= TO DO =
Print out each entry below exactly, please.

= EXCERPTED RECORDS =

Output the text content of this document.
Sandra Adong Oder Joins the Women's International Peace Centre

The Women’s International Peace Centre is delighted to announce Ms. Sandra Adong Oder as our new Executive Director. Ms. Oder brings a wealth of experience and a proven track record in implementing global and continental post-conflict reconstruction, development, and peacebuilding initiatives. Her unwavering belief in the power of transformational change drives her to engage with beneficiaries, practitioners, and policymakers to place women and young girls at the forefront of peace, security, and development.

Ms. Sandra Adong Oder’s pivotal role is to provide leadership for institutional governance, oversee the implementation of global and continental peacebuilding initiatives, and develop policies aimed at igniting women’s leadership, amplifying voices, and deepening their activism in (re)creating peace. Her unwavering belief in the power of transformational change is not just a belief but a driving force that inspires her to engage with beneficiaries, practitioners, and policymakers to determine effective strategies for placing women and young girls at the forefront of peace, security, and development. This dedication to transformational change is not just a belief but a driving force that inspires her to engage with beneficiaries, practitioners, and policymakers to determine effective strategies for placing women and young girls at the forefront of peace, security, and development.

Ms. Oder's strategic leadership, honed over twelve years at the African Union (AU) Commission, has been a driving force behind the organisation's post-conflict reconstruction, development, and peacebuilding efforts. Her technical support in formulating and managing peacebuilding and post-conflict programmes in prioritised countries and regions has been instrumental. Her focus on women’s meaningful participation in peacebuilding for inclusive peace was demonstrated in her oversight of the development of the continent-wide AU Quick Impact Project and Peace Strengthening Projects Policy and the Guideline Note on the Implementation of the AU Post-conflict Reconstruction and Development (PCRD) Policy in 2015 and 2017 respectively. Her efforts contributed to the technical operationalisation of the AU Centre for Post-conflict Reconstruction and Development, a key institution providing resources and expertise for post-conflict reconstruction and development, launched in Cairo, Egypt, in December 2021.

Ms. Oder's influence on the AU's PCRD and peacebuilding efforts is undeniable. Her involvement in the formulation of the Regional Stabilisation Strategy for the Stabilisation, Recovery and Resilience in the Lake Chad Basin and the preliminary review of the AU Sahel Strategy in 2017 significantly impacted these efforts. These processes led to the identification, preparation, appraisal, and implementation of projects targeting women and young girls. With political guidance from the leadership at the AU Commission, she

= OUTPUT OF THE TASK =
Output the text content of this document.
Sandra Adong Oder Joins the Women's International Peace Centre

The Women’s International Peace Centre is delighted to announce Ms. Sandra Adong Oder as our new Executive Director. Ms. Oder brings a wealth of experience and a proven track record in implementing global and continental post-conflict reconstruction, development, and peacebuilding initiatives. Her unwavering belief in the power of transformational change drives her to engage with beneficiaries, practitioners, and policymakers to place women and young girls at the forefront of peace, security, and development.

Ms. Sandra Adong Oder’s pivotal role is to provide leadership for institutional governance, oversee the implementation of global and continental peacebuilding initiatives, and develop policies aimed at igniting women’s leadership, amplifying voices, and deepening their activism in (re)creating peace. Her unwavering belief in the power of transformational change is not just a belief but a driving force that inspires her to engage with beneficiaries, practitioners, and policymakers to determine effective strategies for placing women and young girls at the forefront of peace, security, and development. This dedication to transformational change is not just a belief but a driving force that inspires her to engage with beneficiaries, practitioners, and policymakers to determine effective strategies for placing women and young girls at the forefront of peace, security, and development.

Ms. Oder's strategic leadership, honed over twelve years at the African Union (AU) Commission, has been a driving force behind the organisation's post-conflict reconstruction, development, and peacebuilding efforts. Her technical support in formulating and managing peacebuilding and post-conflict programmes in prioritised countries and regions has been instrumental. Her focus on women’s meaningful participation in peacebuilding for inclusive peace was demonstrated in her oversight of the development of the continent-wide AU Quick Impact Project and Peace Strengthening Projects Policy and the Guideline Note on the Implementation of the AU Post-conflict Reconstruction and Development (PCRD) Policy in 2015 and 2017 respectively. Her efforts contributed to the technical operationalisation of the AU Centre for Post-conflict Reconstruction and Development, a key institution providing resources and expertise for post-conflict reconstruction and development, launched in Cairo, Egypt, in December 2021.

Ms. Oder's influence on the AU's PCRD and peacebuilding efforts is undeniable. Her involvement in the formulation of the Regional Stabilisation Strategy for the Stabilisation, Recovery and Resilience in the Lake Chad Basin and the preliminary review of the AU Sahel Strategy in 2017 significantly impacted these efforts. These processes led to the identification, preparation, appraisal, and implementation of projects targeting women and young girls. With political guidance from the leadership at the AU Commission, she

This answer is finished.